▶ _Data_:
◆ ◆ ◆

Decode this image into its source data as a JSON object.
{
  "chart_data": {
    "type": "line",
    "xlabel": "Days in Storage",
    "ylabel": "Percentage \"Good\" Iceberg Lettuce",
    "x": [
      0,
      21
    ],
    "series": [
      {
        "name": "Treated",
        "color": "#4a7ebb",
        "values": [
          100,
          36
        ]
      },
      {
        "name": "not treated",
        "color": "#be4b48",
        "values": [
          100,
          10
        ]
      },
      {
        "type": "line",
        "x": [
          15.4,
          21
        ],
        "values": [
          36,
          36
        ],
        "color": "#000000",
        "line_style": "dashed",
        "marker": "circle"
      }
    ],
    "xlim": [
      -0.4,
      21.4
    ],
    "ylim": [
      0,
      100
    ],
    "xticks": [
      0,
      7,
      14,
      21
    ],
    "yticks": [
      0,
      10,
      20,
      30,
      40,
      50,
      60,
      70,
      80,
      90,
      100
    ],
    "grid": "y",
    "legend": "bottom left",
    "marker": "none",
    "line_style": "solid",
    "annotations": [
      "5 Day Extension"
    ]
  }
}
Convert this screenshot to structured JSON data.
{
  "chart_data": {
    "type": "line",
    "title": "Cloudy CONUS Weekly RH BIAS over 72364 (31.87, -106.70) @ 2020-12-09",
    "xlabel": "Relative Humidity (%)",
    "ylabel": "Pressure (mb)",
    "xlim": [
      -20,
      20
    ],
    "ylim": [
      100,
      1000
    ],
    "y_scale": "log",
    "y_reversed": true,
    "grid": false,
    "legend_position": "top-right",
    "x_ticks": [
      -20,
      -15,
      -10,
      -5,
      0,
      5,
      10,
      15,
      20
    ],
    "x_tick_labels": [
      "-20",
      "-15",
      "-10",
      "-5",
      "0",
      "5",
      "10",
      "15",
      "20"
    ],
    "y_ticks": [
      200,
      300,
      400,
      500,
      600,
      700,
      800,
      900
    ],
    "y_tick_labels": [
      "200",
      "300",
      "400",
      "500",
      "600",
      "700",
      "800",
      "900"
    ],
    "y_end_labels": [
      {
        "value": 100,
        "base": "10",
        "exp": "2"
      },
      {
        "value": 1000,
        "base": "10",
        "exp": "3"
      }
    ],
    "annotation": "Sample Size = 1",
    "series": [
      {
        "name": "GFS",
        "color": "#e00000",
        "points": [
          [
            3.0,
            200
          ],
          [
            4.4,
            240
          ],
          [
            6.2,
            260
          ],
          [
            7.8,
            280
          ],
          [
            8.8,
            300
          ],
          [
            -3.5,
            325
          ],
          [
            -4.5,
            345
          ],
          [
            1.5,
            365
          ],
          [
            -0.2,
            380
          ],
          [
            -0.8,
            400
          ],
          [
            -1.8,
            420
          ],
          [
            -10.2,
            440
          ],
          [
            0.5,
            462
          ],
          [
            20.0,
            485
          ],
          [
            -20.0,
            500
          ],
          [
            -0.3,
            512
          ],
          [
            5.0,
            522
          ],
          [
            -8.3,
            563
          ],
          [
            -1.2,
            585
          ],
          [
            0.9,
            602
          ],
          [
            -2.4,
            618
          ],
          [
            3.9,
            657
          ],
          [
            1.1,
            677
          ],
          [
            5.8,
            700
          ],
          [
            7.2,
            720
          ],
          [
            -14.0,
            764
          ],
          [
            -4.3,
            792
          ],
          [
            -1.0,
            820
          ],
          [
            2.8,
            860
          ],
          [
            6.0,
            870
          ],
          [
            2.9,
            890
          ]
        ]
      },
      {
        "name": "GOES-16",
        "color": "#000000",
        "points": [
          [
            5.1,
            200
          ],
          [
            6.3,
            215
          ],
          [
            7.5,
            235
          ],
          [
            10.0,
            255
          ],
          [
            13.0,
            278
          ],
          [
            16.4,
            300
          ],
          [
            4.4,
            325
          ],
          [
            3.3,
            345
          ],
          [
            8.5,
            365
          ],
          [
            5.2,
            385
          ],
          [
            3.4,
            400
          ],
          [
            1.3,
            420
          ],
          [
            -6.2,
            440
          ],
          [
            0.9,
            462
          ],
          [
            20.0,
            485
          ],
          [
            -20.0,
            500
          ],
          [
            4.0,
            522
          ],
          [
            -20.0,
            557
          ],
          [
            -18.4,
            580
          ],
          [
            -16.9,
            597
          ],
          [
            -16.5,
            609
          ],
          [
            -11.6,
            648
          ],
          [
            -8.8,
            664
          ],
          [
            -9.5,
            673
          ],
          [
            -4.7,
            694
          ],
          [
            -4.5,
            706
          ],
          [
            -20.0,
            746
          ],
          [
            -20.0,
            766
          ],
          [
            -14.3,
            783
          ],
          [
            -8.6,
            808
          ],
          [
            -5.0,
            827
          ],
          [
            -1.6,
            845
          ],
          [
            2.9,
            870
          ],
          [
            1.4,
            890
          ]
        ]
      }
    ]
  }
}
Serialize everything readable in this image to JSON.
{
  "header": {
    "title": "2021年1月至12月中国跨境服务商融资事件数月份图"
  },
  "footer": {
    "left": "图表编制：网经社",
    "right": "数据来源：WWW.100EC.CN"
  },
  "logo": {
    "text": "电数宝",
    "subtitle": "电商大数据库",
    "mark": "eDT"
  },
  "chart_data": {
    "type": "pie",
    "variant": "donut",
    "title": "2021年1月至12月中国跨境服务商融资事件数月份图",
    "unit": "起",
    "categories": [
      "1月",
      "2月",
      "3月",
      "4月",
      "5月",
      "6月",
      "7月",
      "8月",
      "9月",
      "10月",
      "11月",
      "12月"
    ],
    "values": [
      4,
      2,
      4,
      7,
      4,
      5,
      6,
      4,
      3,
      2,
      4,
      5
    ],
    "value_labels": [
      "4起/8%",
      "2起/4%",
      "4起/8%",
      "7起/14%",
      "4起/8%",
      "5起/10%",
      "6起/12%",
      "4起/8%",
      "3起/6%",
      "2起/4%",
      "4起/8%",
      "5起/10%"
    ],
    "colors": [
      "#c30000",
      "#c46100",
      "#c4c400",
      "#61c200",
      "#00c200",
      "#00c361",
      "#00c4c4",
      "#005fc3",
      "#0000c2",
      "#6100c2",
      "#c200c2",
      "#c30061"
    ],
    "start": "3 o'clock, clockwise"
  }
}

◆ ◆ ◆

▶ _Exercise details_: Go back to the listing above and please repeat it exactly.

▶ _Problem solution_:
Decode this image into its source data as a JSON object.
{
  "chart_data": {
    "type": "line",
    "xlabel": "Days in Storage",
    "ylabel": "Percentage \"Good\" Iceberg Lettuce",
    "x": [
      0,
      21
    ],
    "series": [
      {
        "name": "Treated",
        "color": "#4a7ebb",
        "values": [
          100,
          36
        ]
      },
      {
        "name": "not treated",
        "color": "#be4b48",
        "values": [
          100,
          10
        ]
      },
      {
        "type": "line",
        "x": [
          15.4,
          21
        ],
        "values": [
          36,
          36
        ],
        "color": "#000000",
        "line_style": "dashed",
        "marker": "circle"
      }
    ],
    "xlim": [
      -0.4,
      21.4
    ],
    "ylim": [
      0,
      100
    ],
    "xticks": [
      0,
      7,
      14,
      21
    ],
    "yticks": [
      0,
      10,
      20,
      30,
      40,
      50,
      60,
      70,
      80,
      90,
      100
    ],
    "grid": "y",
    "legend": "bottom left",
    "marker": "none",
    "line_style": "solid",
    "annotations": [
      "5 Day Extension"
    ]
  }
}
Convert this screenshot to structured JSON data.
{
  "chart_data": {
    "type": "line",
    "title": "Cloudy CONUS Weekly RH BIAS over 72364 (31.87, -106.70) @ 2020-12-09",
    "xlabel": "Relative Humidity (%)",
    "ylabel": "Pressure (mb)",
    "xlim": [
      -20,
      20
    ],
    "ylim": [
      100,
      1000
    ],
    "y_scale": "log",
    "y_reversed": true,
    "grid": false,
    "legend_position": "top-right",
    "x_ticks": [
      -20,
      -15,
      -10,
      -5,
      0,
      5,
      10,
      15,
      20
    ],
    "x_tick_labels": [
      "-20",
      "-15",
      "-10",
      "-5",
      "0",
      "5",
      "10",
      "15",
      "20"
    ],
    "y_ticks": [
      200,
      300,
      400,
      500,
      600,
      700,
      800,
      900
    ],
    "y_tick_labels": [
      "200",
      "300",
      "400",
      "500",
      "600",
      "700",
      "800",
      "900"
    ],
    "y_end_labels": [
      {
        "value": 100,
        "base": "10",
        "exp": "2"
      },
      {
        "value": 1000,
        "base": "10",
        "exp": "3"
      }
    ],
    "annotation": "Sample Size = 1",
    "series": [
      {
        "name": "GFS",
        "color": "#e00000",
        "points": [
          [
            3.0,
            200
          ],
          [
            4.4,
            240
          ],
          [
            6.2,
            260
          ],
          [
            7.8,
            280
          ],
          [
            8.8,
            300
          ],
          [
            -3.5,
            325
          ],
          [
            -4.5,
            345
          ],
          [
            1.5,
            365
          ],
          [
            -0.2,
            380
          ],
          [
            -0.8,
            400
          ],
          [
            -1.8,
            420
          ],
          [
            -10.2,
            440
          ],
          [
            0.5,
            462
          ],
          [
            20.0,
            485
          ],
          [
            -20.0,
            500
          ],
          [
            -0.3,
            512
          ],
          [
            5.0,
            522
          ],
          [
            -8.3,
            563
          ],
          [
            -1.2,
            585
          ],
          [
            0.9,
            602
          ],
          [
            -2.4,
            618
          ],
          [
            3.9,
            657
          ],
          [
            1.1,
            677
          ],
          [
            5.8,
            700
          ],
          [
            7.2,
            720
          ],
          [
            -14.0,
            764
          ],
          [
            -4.3,
            792
          ],
          [
            -1.0,
            820
          ],
          [
            2.8,
            860
          ],
          [
            6.0,
            870
          ],
          [
            2.9,
            890
          ]
        ]
      },
      {
        "name": "GOES-16",
        "color": "#000000",
        "points": [
          [
            5.1,
            200
          ],
          [
            6.3,
            215
          ],
          [
            7.5,
            235
          ],
          [
            10.0,
            255
          ],
          [
            13.0,
            278
          ],
          [
            16.4,
            300
          ],
          [
            4.4,
            325
          ],
          [
            3.3,
            345
          ],
          [
            8.5,
            365
          ],
          [
            5.2,
            385
          ],
          [
            3.4,
            400
          ],
          [
            1.3,
            420
          ],
          [
            -6.2,
            440
          ],
          [
            0.9,
            462
          ],
          [
            20.0,
            485
          ],
          [
            -20.0,
            500
          ],
          [
            4.0,
            522
          ],
          [
            -20.0,
            557
          ],
          [
            -18.4,
            580
          ],
          [
            -16.9,
            597
          ],
          [
            -16.5,
            609
          ],
          [
            -11.6,
            648
          ],
          [
            -8.8,
            664
          ],
          [
            -9.5,
            673
          ],
          [
            -4.7,
            694
          ],
          [
            -4.5,
            706
          ],
          [
            -20.0,
            746
          ],
          [
            -20.0,
            766
          ],
          [
            -14.3,
            783
          ],
          [
            -8.6,
            808
          ],
          [
            -5.0,
            827
          ],
          [
            -1.6,
            845
          ],
          [
            2.9,
            870
          ],
          [
            1.4,
            890
          ]
        ]
      }
    ]
  }
}
Serialize everything readable in this image to JSON.
{
  "header": {
    "title": "2021年1月至12月中国跨境服务商融资事件数月份图"
  },
  "footer": {
    "left": "图表编制：网经社",
    "right": "数据来源：WWW.100EC.CN"
  },
  "logo": {
    "text": "电数宝",
    "subtitle": "电商大数据库",
    "mark": "eDT"
  },
  "chart_data": {
    "type": "pie",
    "variant": "donut",
    "title": "2021年1月至12月中国跨境服务商融资事件数月份图",
    "unit": "起",
    "categories": [
      "1月",
      "2月",
      "3月",
      "4月",
      "5月",
      "6月",
      "7月",
      "8月",
      "9月",
      "10月",
      "11月",
      "12月"
    ],
    "values": [
      4,
      2,
      4,
      7,
      4,
      5,
      6,
      4,
      3,
      2,
      4,
      5
    ],
    "value_labels": [
      "4起/8%",
      "2起/4%",
      "4起/8%",
      "7起/14%",
      "4起/8%",
      "5起/10%",
      "6起/12%",
      "4起/8%",
      "3起/6%",
      "2起/4%",
      "4起/8%",
      "5起/10%"
    ],
    "colors": [
      "#c30000",
      "#c46100",
      "#c4c400",
      "#61c200",
      "#00c200",
      "#00c361",
      "#00c4c4",
      "#005fc3",
      "#0000c2",
      "#6100c2",
      "#c200c2",
      "#c30061"
    ],
    "start": "3 o'clock, clockwise"
  }
}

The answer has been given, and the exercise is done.